> [Written exercise] Track down each line that has the word "Regression" and copy it.

> [Input rows]
[Begin]
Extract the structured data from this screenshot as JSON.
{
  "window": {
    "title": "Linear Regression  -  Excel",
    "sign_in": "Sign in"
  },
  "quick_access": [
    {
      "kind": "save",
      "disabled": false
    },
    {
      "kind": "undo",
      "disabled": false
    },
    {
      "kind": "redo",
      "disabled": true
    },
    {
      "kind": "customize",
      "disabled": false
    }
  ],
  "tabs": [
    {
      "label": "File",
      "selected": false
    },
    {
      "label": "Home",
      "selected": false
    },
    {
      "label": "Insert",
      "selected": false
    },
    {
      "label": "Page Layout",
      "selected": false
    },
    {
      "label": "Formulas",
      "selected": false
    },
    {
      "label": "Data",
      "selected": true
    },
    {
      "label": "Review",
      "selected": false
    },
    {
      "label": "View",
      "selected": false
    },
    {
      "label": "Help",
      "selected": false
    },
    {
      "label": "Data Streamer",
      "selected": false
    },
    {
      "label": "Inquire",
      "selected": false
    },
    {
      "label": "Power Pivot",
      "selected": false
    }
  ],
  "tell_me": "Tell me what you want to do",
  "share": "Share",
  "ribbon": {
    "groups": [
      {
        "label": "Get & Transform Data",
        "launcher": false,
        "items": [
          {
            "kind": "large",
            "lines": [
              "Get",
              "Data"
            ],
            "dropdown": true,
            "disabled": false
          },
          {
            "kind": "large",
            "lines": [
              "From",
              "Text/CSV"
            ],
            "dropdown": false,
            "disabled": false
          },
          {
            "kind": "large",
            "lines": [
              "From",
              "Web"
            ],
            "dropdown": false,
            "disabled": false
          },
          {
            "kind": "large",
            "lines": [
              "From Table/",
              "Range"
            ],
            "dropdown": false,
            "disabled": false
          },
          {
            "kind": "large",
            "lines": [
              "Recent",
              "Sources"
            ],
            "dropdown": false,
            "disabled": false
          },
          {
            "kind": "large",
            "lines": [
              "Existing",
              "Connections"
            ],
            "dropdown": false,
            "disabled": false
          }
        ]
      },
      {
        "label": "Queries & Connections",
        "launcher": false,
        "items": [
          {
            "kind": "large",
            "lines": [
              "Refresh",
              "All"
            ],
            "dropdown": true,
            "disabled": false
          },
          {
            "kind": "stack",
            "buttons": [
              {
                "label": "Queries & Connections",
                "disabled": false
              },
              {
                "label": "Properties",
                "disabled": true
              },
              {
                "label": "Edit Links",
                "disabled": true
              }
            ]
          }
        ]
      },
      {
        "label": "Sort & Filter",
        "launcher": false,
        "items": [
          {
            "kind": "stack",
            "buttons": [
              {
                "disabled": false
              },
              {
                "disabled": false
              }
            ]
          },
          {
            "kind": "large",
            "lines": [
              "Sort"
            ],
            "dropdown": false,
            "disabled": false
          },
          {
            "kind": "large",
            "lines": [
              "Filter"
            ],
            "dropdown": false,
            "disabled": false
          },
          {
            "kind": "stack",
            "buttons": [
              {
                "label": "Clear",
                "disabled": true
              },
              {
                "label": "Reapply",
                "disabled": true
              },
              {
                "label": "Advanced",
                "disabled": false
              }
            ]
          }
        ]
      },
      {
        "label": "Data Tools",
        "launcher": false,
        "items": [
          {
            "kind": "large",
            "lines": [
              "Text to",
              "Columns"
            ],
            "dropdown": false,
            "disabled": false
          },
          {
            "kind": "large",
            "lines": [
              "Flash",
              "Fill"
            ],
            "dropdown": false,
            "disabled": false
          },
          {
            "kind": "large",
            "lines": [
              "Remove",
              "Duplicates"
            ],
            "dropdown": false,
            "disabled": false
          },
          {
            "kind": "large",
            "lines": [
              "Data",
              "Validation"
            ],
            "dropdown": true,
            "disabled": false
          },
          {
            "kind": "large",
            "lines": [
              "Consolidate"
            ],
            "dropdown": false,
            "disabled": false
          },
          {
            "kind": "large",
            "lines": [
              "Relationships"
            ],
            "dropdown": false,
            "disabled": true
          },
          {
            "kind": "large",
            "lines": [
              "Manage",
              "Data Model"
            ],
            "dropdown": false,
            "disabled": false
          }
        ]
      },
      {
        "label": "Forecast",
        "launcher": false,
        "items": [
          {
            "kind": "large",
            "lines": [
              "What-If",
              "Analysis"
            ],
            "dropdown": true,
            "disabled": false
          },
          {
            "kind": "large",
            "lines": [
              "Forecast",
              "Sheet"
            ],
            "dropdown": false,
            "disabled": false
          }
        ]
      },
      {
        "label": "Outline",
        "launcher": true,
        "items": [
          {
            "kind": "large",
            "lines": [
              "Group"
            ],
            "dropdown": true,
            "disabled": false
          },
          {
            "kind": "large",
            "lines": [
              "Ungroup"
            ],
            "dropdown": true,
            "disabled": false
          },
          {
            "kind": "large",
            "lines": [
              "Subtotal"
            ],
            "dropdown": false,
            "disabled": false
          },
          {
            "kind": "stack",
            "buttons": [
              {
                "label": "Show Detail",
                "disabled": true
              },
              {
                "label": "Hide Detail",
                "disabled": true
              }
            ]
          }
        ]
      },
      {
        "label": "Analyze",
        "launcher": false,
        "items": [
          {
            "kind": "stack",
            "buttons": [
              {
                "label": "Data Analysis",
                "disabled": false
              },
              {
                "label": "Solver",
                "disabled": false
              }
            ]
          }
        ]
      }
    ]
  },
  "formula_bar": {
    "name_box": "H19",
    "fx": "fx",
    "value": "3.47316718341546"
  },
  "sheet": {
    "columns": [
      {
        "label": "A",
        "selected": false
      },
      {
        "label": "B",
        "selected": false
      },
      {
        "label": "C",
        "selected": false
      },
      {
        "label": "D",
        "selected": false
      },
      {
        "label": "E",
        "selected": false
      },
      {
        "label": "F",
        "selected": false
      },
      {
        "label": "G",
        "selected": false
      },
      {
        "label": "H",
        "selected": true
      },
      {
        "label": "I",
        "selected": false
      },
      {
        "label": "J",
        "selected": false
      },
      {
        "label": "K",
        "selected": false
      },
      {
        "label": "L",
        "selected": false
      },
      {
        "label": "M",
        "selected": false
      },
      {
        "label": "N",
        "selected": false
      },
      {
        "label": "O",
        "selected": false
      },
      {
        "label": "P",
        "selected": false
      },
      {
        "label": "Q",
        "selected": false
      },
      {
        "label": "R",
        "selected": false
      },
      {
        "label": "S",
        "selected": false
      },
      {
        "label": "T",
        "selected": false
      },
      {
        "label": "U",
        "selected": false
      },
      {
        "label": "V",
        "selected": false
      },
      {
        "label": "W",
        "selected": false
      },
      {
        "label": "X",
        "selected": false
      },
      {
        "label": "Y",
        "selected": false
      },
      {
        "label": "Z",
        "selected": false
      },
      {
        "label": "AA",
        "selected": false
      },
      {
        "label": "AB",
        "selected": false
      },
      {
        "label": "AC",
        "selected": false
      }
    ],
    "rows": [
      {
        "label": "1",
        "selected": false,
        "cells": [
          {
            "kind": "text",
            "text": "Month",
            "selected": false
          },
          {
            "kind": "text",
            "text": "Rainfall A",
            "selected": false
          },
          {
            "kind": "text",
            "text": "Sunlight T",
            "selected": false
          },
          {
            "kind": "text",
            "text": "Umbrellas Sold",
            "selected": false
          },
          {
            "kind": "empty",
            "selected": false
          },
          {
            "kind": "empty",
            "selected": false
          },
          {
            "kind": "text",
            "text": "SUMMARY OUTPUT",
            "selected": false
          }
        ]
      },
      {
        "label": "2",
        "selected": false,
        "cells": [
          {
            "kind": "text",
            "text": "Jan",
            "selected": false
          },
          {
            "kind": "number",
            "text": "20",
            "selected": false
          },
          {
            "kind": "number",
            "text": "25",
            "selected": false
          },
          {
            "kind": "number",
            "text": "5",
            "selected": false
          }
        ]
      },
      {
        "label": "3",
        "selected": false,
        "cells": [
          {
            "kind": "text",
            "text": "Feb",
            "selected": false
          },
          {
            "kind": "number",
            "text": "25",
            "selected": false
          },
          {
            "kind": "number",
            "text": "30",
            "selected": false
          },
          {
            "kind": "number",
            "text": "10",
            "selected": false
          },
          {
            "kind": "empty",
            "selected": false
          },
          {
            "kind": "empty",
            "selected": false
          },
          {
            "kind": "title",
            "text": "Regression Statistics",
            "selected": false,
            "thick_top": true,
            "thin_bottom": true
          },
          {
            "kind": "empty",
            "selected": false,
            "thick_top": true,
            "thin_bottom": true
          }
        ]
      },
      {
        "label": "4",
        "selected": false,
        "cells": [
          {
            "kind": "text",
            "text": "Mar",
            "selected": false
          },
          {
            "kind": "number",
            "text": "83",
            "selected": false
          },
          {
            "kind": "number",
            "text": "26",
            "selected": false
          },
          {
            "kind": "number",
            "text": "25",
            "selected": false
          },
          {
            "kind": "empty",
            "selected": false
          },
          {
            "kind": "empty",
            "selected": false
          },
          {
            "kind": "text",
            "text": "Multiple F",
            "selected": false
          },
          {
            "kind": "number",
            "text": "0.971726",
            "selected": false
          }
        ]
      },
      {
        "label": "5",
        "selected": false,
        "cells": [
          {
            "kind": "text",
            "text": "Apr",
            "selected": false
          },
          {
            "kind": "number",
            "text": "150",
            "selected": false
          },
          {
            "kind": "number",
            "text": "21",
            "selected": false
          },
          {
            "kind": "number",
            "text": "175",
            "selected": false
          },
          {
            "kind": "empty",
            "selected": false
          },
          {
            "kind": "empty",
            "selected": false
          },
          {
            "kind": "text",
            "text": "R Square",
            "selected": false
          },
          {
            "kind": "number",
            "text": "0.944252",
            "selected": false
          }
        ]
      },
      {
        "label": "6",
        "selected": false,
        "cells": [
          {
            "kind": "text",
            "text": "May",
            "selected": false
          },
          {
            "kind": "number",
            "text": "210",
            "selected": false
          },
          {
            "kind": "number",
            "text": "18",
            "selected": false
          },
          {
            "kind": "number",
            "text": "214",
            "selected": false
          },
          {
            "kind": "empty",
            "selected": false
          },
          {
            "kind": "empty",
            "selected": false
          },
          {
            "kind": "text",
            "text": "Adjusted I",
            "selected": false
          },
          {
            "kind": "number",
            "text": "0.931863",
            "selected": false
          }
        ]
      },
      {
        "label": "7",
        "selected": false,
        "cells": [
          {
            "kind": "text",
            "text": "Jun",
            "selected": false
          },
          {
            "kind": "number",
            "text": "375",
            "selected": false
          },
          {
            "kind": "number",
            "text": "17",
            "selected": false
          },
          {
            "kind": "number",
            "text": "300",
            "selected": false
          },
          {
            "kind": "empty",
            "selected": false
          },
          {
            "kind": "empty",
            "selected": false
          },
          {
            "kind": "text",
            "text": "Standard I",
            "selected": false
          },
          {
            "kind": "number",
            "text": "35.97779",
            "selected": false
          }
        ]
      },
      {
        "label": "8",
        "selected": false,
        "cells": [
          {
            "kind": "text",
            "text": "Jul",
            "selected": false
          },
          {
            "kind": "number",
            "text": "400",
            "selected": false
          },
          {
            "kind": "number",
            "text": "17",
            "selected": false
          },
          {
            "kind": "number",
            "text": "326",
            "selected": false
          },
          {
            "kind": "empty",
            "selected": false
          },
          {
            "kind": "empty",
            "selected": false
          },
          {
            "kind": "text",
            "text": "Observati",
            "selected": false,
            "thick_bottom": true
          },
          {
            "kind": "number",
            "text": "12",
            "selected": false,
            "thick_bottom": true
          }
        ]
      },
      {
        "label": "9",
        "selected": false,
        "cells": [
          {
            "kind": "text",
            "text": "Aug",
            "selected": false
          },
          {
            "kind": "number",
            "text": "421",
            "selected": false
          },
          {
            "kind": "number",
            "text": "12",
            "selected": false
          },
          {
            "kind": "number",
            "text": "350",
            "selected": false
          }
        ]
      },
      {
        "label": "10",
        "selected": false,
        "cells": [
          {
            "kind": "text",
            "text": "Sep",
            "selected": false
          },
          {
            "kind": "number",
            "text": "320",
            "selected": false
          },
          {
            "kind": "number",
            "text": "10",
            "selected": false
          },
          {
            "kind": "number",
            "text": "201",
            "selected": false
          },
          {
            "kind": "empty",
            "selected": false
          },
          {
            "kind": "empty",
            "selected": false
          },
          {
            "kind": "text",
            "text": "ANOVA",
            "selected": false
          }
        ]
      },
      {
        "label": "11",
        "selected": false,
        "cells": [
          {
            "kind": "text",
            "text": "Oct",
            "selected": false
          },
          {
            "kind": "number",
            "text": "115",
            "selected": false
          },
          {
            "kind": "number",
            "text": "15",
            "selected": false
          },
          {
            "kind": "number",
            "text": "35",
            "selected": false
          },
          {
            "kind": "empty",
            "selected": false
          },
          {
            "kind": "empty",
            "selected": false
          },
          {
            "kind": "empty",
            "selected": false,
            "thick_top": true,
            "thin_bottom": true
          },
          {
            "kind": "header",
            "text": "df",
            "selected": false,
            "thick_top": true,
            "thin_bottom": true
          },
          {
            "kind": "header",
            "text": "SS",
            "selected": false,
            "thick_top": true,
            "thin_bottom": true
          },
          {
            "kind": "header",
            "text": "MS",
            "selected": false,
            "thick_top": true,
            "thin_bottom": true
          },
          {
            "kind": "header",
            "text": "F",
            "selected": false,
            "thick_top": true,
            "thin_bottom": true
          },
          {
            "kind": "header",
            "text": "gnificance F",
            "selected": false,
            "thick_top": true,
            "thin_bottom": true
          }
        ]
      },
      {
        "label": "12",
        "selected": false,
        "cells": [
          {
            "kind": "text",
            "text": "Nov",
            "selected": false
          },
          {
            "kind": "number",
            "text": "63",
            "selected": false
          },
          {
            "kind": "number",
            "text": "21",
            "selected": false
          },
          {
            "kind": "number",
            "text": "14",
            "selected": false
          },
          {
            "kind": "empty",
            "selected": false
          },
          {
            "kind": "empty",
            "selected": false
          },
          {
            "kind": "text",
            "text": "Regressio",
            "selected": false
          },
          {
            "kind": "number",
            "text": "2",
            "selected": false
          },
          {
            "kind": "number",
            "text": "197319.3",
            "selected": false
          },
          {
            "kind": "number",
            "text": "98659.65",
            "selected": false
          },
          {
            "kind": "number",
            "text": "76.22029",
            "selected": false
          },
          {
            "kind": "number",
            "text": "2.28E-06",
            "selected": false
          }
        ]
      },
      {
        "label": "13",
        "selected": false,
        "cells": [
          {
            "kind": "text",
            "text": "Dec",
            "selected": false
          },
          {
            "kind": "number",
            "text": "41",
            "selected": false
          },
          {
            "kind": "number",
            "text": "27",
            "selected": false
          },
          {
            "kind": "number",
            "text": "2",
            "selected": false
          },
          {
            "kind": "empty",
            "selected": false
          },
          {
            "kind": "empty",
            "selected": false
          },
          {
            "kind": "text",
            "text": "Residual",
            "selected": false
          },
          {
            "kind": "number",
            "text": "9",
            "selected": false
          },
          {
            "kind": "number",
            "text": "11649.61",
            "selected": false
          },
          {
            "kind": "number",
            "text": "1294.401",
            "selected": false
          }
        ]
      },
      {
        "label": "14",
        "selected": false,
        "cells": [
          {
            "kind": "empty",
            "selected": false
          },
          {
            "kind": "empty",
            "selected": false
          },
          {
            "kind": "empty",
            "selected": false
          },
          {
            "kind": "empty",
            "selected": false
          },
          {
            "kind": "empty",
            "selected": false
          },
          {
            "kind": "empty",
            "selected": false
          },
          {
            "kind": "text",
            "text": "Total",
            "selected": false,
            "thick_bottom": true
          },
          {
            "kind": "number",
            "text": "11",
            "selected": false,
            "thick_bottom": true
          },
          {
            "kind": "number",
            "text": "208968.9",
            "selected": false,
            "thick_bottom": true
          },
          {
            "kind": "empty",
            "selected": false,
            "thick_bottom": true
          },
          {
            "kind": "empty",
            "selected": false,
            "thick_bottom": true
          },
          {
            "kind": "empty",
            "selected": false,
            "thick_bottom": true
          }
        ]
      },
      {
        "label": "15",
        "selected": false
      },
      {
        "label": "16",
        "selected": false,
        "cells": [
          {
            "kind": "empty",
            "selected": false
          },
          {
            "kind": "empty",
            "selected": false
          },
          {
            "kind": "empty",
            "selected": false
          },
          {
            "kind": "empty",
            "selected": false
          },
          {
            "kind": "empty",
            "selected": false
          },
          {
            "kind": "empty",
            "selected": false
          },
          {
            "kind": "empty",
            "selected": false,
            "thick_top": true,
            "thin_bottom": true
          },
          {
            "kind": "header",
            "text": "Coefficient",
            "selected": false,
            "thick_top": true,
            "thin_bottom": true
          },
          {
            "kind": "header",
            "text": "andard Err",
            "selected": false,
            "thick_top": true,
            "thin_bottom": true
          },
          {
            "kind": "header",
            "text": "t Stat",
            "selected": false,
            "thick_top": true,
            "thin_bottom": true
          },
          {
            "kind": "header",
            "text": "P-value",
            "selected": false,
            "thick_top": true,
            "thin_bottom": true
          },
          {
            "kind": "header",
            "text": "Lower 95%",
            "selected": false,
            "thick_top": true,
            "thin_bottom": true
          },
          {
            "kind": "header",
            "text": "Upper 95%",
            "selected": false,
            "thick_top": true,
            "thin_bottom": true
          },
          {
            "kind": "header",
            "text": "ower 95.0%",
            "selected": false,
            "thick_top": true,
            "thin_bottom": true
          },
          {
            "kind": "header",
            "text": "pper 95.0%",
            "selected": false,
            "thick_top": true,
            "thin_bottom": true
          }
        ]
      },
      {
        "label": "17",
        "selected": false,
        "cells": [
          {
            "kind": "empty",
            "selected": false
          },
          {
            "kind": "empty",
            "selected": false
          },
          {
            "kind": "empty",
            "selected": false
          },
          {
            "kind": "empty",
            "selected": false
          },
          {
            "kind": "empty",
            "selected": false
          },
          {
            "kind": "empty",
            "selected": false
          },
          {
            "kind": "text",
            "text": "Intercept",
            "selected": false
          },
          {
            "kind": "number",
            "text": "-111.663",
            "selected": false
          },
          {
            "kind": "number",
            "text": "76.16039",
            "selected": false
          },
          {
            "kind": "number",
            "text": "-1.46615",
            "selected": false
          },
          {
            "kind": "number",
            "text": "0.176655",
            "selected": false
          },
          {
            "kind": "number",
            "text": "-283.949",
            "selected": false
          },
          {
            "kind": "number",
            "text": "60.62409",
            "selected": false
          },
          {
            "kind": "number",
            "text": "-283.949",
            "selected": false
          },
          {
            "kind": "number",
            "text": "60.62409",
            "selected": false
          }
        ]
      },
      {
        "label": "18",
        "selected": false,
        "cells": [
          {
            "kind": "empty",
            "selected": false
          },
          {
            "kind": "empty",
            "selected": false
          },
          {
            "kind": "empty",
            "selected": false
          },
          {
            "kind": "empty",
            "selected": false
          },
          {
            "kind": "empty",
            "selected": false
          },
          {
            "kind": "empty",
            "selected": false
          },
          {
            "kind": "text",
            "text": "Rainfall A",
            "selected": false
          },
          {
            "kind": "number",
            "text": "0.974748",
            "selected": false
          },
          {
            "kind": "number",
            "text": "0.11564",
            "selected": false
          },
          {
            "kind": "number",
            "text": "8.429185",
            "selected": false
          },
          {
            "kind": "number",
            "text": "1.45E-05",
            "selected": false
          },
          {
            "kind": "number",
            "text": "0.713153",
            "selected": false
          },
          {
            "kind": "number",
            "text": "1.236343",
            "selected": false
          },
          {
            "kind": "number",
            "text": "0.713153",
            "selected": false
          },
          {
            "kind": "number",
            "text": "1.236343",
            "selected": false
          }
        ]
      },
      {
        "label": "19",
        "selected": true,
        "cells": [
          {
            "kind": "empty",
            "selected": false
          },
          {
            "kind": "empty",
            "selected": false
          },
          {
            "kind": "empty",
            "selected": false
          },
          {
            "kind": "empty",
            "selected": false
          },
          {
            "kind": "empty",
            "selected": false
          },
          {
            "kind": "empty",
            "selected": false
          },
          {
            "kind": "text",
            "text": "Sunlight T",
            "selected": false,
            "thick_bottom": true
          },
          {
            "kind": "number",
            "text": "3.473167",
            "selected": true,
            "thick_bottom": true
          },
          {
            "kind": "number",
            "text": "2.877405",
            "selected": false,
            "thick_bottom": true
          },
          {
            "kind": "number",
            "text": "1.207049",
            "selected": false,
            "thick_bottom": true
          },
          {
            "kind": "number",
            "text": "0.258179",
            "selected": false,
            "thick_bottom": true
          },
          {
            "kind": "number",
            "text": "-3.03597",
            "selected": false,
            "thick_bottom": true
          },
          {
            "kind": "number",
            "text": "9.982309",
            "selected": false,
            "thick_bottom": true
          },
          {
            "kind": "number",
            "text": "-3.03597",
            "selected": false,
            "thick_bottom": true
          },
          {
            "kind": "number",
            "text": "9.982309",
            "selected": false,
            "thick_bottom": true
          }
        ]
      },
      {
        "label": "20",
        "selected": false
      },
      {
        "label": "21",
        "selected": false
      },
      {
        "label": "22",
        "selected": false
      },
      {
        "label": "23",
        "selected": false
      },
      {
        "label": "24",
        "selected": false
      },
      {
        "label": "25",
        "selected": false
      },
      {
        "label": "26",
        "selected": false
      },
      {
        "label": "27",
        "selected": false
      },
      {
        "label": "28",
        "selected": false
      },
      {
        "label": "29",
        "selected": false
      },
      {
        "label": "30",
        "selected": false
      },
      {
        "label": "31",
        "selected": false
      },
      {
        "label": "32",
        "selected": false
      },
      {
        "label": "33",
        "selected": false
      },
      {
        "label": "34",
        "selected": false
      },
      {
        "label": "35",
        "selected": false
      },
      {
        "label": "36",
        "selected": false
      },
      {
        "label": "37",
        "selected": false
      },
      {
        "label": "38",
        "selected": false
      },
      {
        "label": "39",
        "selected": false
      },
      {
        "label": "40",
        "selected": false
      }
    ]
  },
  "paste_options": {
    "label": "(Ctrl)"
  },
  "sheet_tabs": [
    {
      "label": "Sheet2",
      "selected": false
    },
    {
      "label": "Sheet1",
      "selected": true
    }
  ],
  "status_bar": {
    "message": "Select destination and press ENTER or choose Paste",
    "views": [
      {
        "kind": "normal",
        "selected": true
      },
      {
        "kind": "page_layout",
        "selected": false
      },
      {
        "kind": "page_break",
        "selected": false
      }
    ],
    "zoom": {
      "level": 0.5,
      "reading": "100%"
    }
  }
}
[End]
> [Exercise solution]
    "title": "Linear Regression  -  Excel",
            "text": "Regression Statistics",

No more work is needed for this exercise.